__EXERCISE DIRECTIONS__. Return each line of the material verbatim.

__ENTRIES PROVIDED__.
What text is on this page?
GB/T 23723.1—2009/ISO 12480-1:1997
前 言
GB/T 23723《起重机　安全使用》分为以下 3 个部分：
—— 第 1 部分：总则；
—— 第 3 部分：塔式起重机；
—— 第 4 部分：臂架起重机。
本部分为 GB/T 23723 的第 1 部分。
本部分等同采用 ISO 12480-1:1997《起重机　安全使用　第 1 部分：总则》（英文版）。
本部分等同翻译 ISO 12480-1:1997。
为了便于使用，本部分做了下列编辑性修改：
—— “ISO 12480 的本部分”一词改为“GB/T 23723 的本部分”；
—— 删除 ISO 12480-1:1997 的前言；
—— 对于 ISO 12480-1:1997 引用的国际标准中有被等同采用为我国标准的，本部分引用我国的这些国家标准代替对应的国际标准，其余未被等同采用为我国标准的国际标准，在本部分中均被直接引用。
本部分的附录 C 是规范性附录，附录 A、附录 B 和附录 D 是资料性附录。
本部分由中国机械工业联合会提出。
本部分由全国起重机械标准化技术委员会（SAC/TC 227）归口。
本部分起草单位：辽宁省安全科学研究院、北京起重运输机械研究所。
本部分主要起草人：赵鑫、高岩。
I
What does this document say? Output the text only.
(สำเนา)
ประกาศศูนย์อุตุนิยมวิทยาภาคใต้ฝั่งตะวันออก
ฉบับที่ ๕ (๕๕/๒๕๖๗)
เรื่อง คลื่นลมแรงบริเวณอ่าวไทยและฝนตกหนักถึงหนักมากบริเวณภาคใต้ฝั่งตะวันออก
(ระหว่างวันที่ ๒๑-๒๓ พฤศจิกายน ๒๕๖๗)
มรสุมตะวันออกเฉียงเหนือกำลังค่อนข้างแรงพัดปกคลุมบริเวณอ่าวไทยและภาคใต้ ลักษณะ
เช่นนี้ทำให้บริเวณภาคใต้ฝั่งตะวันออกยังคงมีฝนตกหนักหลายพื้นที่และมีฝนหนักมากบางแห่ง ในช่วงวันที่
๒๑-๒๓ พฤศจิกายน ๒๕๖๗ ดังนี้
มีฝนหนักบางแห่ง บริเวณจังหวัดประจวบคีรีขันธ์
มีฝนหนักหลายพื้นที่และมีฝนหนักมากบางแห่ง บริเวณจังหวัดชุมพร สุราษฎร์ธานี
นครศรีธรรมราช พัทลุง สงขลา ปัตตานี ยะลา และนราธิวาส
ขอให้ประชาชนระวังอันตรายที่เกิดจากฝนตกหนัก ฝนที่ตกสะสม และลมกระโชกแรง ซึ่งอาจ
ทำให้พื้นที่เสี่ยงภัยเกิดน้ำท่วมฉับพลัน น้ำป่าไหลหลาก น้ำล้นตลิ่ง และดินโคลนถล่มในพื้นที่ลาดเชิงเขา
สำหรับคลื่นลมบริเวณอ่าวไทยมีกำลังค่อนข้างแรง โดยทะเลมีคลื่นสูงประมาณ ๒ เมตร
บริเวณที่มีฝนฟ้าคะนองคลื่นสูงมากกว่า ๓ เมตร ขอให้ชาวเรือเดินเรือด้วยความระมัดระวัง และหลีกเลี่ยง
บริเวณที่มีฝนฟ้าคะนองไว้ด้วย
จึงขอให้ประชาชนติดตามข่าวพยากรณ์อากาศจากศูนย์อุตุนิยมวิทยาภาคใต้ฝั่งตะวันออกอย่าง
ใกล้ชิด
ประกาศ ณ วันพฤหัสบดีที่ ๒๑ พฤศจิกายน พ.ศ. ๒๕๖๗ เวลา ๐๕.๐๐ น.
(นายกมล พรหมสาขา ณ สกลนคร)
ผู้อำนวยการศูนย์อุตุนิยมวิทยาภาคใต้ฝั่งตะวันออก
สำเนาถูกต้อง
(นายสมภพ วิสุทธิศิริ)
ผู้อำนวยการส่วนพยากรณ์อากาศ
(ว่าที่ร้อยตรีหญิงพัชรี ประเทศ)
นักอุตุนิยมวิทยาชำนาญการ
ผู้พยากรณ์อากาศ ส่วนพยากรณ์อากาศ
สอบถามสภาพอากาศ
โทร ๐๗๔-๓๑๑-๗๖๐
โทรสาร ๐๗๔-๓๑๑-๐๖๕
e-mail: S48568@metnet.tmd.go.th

__THE REPLY__.
What text is on this page?
GB/T 23723.1—2009/ISO 12480-1:1997
前 言
GB/T 23723《起重机　安全使用》分为以下 3 个部分：
—— 第 1 部分：总则；
—— 第 3 部分：塔式起重机；
—— 第 4 部分：臂架起重机。
本部分为 GB/T 23723 的第 1 部分。
本部分等同采用 ISO 12480-1:1997《起重机　安全使用　第 1 部分：总则》（英文版）。
本部分等同翻译 ISO 12480-1:1997。
为了便于使用，本部分做了下列编辑性修改：
—— “ISO 12480 的本部分”一词改为“GB/T 23723 的本部分”；
—— 删除 ISO 12480-1:1997 的前言；
—— 对于 ISO 12480-1:1997 引用的国际标准中有被等同采用为我国标准的，本部分引用我国的这些国家标准代替对应的国际标准，其余未被等同采用为我国标准的国际标准，在本部分中均被直接引用。
本部分的附录 C 是规范性附录，附录 A、附录 B 和附录 D 是资料性附录。
本部分由中国机械工业联合会提出。
本部分由全国起重机械标准化技术委员会（SAC/TC 227）归口。
本部分起草单位：辽宁省安全科学研究院、北京起重运输机械研究所。
本部分主要起草人：赵鑫、高岩。
I
What does this document say? Output the text only.
(สำเนา)
ประกาศศูนย์อุตุนิยมวิทยาภาคใต้ฝั่งตะวันออก
ฉบับที่ ๕ (๕๕/๒๕๖๗)
เรื่อง คลื่นลมแรงบริเวณอ่าวไทยและฝนตกหนักถึงหนักมากบริเวณภาคใต้ฝั่งตะวันออก
(ระหว่างวันที่ ๒๑-๒๓ พฤศจิกายน ๒๕๖๗)
มรสุมตะวันออกเฉียงเหนือกำลังค่อนข้างแรงพัดปกคลุมบริเวณอ่าวไทยและภาคใต้ ลักษณะ
เช่นนี้ทำให้บริเวณภาคใต้ฝั่งตะวันออกยังคงมีฝนตกหนักหลายพื้นที่และมีฝนหนักมากบางแห่ง ในช่วงวันที่
๒๑-๒๓ พฤศจิกายน ๒๕๖๗ ดังนี้
มีฝนหนักบางแห่ง บริเวณจังหวัดประจวบคีรีขันธ์
มีฝนหนักหลายพื้นที่และมีฝนหนักมากบางแห่ง บริเวณจังหวัดชุมพร สุราษฎร์ธานี
นครศรีธรรมราช พัทลุง สงขลา ปัตตานี ยะลา และนราธิวาส
ขอให้ประชาชนระวังอันตรายที่เกิดจากฝนตกหนัก ฝนที่ตกสะสม และลมกระโชกแรง ซึ่งอาจ
ทำให้พื้นที่เสี่ยงภัยเกิดน้ำท่วมฉับพลัน น้ำป่าไหลหลาก น้ำล้นตลิ่ง และดินโคลนถล่มในพื้นที่ลาดเชิงเขา
สำหรับคลื่นลมบริเวณอ่าวไทยมีกำลังค่อนข้างแรง โดยทะเลมีคลื่นสูงประมาณ ๒ เมตร
บริเวณที่มีฝนฟ้าคะนองคลื่นสูงมากกว่า ๓ เมตร ขอให้ชาวเรือเดินเรือด้วยความระมัดระวัง และหลีกเลี่ยง
บริเวณที่มีฝนฟ้าคะนองไว้ด้วย
จึงขอให้ประชาชนติดตามข่าวพยากรณ์อากาศจากศูนย์อุตุนิยมวิทยาภาคใต้ฝั่งตะวันออกอย่าง
ใกล้ชิด
ประกาศ ณ วันพฤหัสบดีที่ ๒๑ พฤศจิกายน พ.ศ. ๒๕๖๗ เวลา ๐๕.๐๐ น.
(นายกมล พรหมสาขา ณ สกลนคร)
ผู้อำนวยการศูนย์อุตุนิยมวิทยาภาคใต้ฝั่งตะวันออก
สำเนาถูกต้อง
(นายสมภพ วิสุทธิศิริ)
ผู้อำนวยการส่วนพยากรณ์อากาศ
(ว่าที่ร้อยตรีหญิงพัชรี ประเทศ)
นักอุตุนิยมวิทยาชำนาญการ
ผู้พยากรณ์อากาศ ส่วนพยากรณ์อากาศ
สอบถามสภาพอากาศ
โทร ๐๗๔-๓๑๑-๗๖๐
โทรสาร ๐๗๔-๓๑๑-๐๖๕
e-mail: S48568@metnet.tmd.go.th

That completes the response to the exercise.